### AIM OF THE EXERCISE
Reproduce exactly the lines from the one containing "Read out every word on this page." through the last line of the data, both ends included.

### PROVIDED RECORDS
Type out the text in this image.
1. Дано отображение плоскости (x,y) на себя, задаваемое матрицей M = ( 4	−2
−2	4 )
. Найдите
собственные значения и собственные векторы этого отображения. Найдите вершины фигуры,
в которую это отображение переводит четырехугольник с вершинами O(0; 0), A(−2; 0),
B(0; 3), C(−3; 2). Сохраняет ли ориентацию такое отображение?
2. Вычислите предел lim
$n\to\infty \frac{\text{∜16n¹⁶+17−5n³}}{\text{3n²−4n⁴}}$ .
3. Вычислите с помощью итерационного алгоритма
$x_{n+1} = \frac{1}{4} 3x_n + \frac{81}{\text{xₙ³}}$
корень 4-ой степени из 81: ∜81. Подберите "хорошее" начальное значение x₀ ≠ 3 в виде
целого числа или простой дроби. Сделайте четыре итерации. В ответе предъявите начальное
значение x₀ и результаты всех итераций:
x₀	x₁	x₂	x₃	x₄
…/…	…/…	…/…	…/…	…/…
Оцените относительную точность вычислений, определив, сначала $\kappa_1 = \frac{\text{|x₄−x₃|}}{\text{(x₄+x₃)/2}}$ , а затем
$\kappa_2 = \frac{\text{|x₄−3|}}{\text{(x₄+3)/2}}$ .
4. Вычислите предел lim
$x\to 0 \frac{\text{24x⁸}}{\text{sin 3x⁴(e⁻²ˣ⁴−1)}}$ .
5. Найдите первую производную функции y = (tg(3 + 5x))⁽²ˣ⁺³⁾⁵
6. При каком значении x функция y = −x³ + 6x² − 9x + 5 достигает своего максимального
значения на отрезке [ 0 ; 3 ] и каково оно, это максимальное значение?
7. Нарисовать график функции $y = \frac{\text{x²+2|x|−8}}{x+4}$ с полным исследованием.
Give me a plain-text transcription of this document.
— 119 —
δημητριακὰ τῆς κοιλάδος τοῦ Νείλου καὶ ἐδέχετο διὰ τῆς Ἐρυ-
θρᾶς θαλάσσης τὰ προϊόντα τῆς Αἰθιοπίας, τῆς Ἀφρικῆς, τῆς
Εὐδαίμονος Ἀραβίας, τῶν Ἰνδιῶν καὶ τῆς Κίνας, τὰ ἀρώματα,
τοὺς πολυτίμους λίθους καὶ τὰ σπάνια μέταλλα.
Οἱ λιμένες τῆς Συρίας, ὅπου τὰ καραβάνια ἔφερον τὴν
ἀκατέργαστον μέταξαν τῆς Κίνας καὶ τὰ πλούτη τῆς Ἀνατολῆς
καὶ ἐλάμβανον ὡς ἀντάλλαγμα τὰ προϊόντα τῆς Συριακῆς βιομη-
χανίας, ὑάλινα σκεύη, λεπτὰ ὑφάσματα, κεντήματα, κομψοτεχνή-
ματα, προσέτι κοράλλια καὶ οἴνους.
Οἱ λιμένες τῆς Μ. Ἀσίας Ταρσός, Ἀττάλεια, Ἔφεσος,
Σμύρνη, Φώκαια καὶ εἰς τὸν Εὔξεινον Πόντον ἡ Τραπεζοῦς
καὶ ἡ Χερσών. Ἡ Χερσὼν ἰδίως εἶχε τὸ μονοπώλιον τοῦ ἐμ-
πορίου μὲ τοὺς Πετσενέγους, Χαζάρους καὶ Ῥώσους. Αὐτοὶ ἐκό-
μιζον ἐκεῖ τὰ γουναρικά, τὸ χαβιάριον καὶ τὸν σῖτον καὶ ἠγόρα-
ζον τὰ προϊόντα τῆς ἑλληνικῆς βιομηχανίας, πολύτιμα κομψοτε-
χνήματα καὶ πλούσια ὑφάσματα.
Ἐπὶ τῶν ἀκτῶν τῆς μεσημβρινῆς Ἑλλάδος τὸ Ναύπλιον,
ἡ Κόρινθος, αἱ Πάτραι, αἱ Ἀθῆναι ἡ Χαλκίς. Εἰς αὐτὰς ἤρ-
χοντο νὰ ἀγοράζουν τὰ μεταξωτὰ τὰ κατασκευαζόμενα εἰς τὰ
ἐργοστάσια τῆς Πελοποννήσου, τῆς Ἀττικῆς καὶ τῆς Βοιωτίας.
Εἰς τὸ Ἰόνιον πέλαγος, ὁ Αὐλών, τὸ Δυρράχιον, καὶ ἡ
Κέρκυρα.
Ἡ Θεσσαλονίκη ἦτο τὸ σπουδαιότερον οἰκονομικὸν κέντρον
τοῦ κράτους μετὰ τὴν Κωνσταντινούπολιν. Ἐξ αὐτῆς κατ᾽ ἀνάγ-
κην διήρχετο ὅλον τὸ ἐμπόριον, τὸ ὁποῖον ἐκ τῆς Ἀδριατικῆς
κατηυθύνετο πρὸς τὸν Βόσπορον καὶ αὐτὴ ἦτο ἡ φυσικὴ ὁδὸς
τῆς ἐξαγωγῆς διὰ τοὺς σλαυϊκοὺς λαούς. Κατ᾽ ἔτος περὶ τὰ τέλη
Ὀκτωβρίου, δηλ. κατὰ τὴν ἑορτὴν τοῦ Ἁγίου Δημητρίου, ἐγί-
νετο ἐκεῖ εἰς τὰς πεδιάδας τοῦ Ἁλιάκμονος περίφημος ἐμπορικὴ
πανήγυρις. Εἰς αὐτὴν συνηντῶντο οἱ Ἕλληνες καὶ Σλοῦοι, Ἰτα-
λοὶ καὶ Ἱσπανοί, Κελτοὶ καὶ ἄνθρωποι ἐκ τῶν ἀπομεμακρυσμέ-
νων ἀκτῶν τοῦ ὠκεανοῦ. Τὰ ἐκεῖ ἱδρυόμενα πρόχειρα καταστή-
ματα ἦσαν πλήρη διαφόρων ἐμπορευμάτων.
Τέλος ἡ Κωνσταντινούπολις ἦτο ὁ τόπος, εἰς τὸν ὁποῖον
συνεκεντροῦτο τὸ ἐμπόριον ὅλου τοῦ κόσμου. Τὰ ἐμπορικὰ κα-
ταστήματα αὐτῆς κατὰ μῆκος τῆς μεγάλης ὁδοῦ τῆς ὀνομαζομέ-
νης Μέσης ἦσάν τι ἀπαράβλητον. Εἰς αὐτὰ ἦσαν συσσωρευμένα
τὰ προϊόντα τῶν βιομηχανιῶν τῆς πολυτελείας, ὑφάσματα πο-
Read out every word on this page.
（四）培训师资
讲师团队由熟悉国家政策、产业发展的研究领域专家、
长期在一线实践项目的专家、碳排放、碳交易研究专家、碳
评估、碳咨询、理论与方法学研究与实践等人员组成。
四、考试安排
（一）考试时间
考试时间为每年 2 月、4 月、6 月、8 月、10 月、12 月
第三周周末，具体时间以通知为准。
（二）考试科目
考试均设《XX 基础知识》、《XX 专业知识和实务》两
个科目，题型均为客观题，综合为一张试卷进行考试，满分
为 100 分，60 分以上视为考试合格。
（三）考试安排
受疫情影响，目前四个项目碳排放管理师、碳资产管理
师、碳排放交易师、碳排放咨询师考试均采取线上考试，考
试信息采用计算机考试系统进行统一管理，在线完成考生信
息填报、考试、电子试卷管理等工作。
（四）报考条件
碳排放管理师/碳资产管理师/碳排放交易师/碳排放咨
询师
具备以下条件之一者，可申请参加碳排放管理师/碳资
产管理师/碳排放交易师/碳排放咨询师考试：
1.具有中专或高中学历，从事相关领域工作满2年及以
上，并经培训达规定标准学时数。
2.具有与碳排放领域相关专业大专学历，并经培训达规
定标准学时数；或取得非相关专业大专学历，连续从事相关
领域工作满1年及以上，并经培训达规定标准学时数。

### REPLY TO THE EXERCISE
Read out every word on this page.
（四）培训师资
讲师团队由熟悉国家政策、产业发展的研究领域专家、
长期在一线实践项目的专家、碳排放、碳交易研究专家、碳
评估、碳咨询、理论与方法学研究与实践等人员组成。
四、考试安排
（一）考试时间
考试时间为每年 2 月、4 月、6 月、8 月、10 月、12 月
第三周周末，具体时间以通知为准。
（二）考试科目
考试均设《XX 基础知识》、《XX 专业知识和实务》两
个科目，题型均为客观题，综合为一张试卷进行考试，满分
为 100 分，60 分以上视为考试合格。
（三）考试安排
受疫情影响，目前四个项目碳排放管理师、碳资产管理
师、碳排放交易师、碳排放咨询师考试均采取线上考试，考
试信息采用计算机考试系统进行统一管理，在线完成考生信
息填报、考试、电子试卷管理等工作。
（四）报考条件
碳排放管理师/碳资产管理师/碳排放交易师/碳排放咨
询师
具备以下条件之一者，可申请参加碳排放管理师/碳资
产管理师/碳排放交易师/碳排放咨询师考试：
1.具有中专或高中学历，从事相关领域工作满2年及以
上，并经培训达规定标准学时数。
2.具有与碳排放领域相关专业大专学历，并经培训达规
定标准学时数；或取得非相关专业大专学历，连续从事相关
领域工作满1年及以上，并经培训达规定标准学时数。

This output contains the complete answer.